**DATA EXCERPTS:**
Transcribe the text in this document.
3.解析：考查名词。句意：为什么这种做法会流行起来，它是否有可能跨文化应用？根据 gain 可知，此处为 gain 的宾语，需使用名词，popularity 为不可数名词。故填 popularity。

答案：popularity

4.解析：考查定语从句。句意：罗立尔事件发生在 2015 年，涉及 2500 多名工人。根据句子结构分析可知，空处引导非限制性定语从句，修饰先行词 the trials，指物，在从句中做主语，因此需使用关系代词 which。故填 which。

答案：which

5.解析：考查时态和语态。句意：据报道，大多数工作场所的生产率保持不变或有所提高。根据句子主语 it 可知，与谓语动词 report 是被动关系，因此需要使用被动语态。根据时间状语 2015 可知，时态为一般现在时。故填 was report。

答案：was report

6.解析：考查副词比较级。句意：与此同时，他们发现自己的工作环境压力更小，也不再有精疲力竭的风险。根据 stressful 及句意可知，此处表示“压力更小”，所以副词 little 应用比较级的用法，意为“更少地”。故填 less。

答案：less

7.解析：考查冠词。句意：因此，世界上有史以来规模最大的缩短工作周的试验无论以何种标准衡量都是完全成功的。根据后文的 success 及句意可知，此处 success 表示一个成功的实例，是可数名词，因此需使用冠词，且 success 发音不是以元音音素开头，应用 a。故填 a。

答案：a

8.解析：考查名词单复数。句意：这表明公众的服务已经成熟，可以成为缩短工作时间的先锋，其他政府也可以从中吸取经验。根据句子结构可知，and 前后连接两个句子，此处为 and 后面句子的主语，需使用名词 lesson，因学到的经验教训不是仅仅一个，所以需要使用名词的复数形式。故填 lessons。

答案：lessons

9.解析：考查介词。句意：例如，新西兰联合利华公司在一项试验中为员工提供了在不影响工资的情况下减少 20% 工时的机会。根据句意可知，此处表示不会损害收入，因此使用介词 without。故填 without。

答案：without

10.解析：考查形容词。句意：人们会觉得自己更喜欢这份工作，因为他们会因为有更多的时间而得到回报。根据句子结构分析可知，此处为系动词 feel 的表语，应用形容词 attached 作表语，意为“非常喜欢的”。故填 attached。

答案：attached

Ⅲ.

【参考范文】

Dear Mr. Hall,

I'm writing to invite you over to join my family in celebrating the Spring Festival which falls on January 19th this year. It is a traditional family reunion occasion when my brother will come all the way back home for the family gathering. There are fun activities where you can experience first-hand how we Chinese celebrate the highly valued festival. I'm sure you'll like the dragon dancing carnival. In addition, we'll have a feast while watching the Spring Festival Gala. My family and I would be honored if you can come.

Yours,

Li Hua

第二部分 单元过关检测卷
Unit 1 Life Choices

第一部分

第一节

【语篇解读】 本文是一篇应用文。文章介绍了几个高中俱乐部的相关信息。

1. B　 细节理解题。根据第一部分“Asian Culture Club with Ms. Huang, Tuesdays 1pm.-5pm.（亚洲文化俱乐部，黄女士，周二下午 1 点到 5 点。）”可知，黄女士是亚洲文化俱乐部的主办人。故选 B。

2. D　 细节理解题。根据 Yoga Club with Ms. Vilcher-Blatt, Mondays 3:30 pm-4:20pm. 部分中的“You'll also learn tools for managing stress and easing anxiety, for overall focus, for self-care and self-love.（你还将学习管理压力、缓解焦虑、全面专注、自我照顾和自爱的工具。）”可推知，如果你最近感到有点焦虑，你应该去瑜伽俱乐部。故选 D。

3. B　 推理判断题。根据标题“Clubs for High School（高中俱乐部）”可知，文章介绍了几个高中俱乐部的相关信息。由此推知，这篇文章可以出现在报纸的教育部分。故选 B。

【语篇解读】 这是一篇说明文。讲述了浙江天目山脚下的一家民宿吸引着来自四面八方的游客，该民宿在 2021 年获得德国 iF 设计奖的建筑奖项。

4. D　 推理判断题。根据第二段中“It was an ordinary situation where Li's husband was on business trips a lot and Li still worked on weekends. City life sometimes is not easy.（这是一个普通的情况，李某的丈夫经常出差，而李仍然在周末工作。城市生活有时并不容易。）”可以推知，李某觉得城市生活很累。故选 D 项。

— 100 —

**WHAT THE EXERCISE ASKS:**
Count how many lines above carry the word "推理判断题". Only the number is required.

**TASK ANSWER:**
2